-- Задания для работы --
1. Найдите в тексте о Толстом и Достоевском все географические названия и перечислите их.
2. Переведите на английский предложение из текста о Толстом и Достоевском: «Знакомство с женами декабристов очень поддержало Достоевского по пути на каторгу».
3. Выпишите из текста о Толстом и Достоевском всё подряд, от слов «Оба писателя в» и вниз до слов «книгой было Евангелие.».

-- Исходный текст --
Оба писателя в середине 50-х годов находились в довольно трудных жизненных обстоятельствах. Но если Толстой в Крыму на войне имел возможность заниматься литературой, вести дневник, стал, по отзывам современников, храбрым офицером, то Достоевский, лишенный всех прав состояния, на каторге и в ссылке в Сибири должен был фактически начинать жизнь заново, имея возможность читать только одну книгу, и этой книгой было Евангелие.

И так во всем — или почти во всем. Если один богат, то другой беден. Если один получает баснословные гонорары, то другой пишет ради куска хлеба. Если один буквально боготворит Руссо и почитает его за призыв возвратиться к естественному состоянию человечества, то другой к Руссо относится очень критично и равнодушно. И наоборот, в жизни Толстого Вольтер не сыграл значительной роли, а для Достоевского это очень важный автор, влияние которого, например, очень хорошо прослеживается в скептицизме Ивана Карамазова. Если один становится всемирно известным писателем сразу после выхода «Анны Карениной», то второму долго придется доказывать свою гениальность. В середине 1850-х годов и тот и другой создают два крайне примечательных документа. Это своеобразные «символы веры», то есть тексты, отражающие их религиозные представления. Хотя тексты эти созданы достаточно молодыми людьми, они имеют огромное значение для понимания их мировоззрения.

Вот «символ» Толстого, датируемый 1855 годом:

«Вчера разговор о божественном и вере навел меня на великую громадную мысль, осуществлению которой я чувствую себя способным посвятить жизнь. Мысль эта — основание новой религии, соответствующей развитию человечества, религии Христа, но очищенной от веры и таинственности, религии практической, не обещающей будущее блаженство, но дающей блаженство на земле. Привести эту мысль в исполнение я понимаю, что могут только поколения, сознательно работающие к этой цели. Одно поколение будет завещать мысль эту следующему, и когда-нибудь фанатизм или разум приведут ее в исполнение. Действовать сознательно к соединению людей с религией — вот основание мысли, которая, надеюсь, увлечет меня».

А вот как выглядит «символ» Достоевского. Он был сформулирован в письме, отправленном Наталье Дмитриевне Фонвизиной из Омска, где Достоевский в тот момент отбывал ссылку. Наталья Фонвизина — жена декабриста Михаила Фонвизина, последовавшая в ссылку за мужем в Сибирь в 1828 году. Знакомство с женами декабристов очень поддержало Достоевского по пути на каторгу. В январе 1850 года Наталья Дмитриевна подарила Достоевскому единственную книгу, которую, как я говорил, он, в соответствии со строгими правилами содержания в заключении, сможет читать, — это Евангелие. И вот в письме 1854 года Достоевский, вспоминая этот эпизод, попутно формулирует свое понимание веры в Христа:

«Я слышал от многих, что Вы очень религиозны, Н<аталия> Д<митриевна>. Не потому, что Вы религиозны, но потому, что сам пережил и прочувствовал это, скажу вам, что в такие минуты жаждешь, как „трава иссохшая“, веры, и находишь ее, собственно, потому, что в несчастье яснеет истина. Я скажу Вам про себя, что я — дитя века, дитя неверия и сомнения до сих пор и даже (я знаю это) до гробовой крышки. Каких страшных мучений стоило и стоит мне теперь эта жажда верить, которая тем сильнее в душе моей, чем более во мне доводов противных. И, однако же, Бог посылает мне иногда минуты, в которые я совершенно спокоен. В эти минуты я люблю и нахожу, что другими любим, и в такие-то минуты я сложил в себе символ веры, в котором все для меня ясно и свято. Этот символ очень прост, вот он: верить, что нет ничего прекраснее, глубже, симпа<ти>чнее, разумнее, мужественнее, совершеннее Христа, и не только нет, но с ревнивою любовью говорю себе, что и не может быть. Мало того, если б кто мне доказал, что Христос вне истины, и действительно было бы, что истина вне Христа, то мне лучше хотелось бы оставаться со Христом, нежели с истиной».

Записи набора данных

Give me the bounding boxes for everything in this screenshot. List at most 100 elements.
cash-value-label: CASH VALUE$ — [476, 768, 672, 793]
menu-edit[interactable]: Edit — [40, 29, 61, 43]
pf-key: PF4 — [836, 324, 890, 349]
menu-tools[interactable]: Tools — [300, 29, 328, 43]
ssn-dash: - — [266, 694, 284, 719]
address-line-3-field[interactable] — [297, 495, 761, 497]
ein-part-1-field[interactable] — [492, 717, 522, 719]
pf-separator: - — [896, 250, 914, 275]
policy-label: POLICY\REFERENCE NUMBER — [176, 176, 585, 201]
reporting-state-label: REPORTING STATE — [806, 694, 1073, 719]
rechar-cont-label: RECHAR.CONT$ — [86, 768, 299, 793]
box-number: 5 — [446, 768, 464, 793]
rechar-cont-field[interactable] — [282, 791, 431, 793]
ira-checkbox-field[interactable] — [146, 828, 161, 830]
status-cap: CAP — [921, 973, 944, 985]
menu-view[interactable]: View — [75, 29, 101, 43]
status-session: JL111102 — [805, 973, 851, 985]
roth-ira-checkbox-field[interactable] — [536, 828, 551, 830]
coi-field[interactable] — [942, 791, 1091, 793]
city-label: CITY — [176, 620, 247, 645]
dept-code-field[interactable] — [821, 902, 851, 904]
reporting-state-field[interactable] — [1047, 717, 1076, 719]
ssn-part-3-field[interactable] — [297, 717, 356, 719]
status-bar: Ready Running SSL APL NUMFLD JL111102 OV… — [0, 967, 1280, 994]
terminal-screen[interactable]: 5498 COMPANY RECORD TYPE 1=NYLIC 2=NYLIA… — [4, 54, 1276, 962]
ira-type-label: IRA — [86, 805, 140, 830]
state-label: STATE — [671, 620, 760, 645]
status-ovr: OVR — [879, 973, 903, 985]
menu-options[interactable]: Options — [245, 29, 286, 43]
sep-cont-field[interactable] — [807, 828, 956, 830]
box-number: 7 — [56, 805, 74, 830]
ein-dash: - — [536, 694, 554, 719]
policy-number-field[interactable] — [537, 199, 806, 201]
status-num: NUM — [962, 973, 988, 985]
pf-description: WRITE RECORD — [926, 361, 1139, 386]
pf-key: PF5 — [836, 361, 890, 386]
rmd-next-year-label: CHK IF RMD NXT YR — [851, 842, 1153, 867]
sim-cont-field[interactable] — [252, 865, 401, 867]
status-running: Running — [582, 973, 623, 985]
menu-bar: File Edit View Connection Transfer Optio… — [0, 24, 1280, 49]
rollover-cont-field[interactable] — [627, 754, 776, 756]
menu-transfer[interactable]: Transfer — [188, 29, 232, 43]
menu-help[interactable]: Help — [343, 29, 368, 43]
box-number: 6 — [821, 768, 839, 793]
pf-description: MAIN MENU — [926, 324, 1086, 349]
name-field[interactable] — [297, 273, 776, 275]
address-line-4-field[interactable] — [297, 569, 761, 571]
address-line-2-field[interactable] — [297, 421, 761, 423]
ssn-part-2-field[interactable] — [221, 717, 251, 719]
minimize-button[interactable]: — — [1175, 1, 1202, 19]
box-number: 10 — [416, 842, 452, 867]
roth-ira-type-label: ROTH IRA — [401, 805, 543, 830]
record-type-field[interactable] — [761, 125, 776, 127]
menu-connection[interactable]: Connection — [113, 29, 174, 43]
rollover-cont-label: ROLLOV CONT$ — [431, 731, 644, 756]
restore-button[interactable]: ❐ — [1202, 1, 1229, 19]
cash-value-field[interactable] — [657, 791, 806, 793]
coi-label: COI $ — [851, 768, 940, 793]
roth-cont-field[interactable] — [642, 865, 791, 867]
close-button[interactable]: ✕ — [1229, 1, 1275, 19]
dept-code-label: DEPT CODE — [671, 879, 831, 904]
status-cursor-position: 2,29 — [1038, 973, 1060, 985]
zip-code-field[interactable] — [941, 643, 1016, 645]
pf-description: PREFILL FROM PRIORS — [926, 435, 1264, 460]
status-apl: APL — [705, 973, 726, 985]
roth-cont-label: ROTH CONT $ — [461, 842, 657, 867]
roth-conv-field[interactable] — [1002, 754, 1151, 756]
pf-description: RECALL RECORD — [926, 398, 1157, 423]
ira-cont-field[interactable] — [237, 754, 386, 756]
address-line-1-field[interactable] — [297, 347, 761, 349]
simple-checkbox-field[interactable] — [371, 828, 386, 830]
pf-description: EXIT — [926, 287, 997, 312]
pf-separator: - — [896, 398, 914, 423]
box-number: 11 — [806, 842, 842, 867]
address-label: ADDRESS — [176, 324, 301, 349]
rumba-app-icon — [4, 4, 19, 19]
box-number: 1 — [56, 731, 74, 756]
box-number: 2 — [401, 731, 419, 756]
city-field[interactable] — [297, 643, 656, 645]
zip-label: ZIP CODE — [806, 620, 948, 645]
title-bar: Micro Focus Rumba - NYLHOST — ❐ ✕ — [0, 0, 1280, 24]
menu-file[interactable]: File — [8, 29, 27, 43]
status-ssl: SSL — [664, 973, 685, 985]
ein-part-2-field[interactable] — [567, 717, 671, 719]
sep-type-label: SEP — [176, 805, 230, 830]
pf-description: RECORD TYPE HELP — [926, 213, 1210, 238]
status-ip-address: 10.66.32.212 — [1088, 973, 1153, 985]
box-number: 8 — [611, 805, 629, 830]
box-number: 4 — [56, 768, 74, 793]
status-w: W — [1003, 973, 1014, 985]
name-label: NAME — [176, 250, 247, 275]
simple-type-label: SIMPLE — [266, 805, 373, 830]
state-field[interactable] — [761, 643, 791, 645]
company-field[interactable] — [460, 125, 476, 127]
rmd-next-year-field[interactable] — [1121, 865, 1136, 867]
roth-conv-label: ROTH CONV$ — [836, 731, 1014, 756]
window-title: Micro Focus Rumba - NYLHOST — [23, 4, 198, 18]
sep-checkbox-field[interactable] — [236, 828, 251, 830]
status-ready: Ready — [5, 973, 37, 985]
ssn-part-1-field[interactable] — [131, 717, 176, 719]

-- Ответы к заданиям --
1. Крым, Сибирь, Омск

2. Getting to know the wives of the Decembrists greatly supported Dostoevsky on his way to penal servitude.

3.
Оба писателя в середине 50-х годов находились в довольно трудных жизненных обстоятельствах. Но если Толстой в Крыму на войне имел возможность заниматься литературой, вести дневник, стал, по отзывам современников, храбрым офицером, то Достоевский, лишенный всех прав состояния, на каторге и в ссылке в Сибири должен был фактически начинать жизнь заново, имея возможность читать только одну книгу, и этой книгой было Евангелие.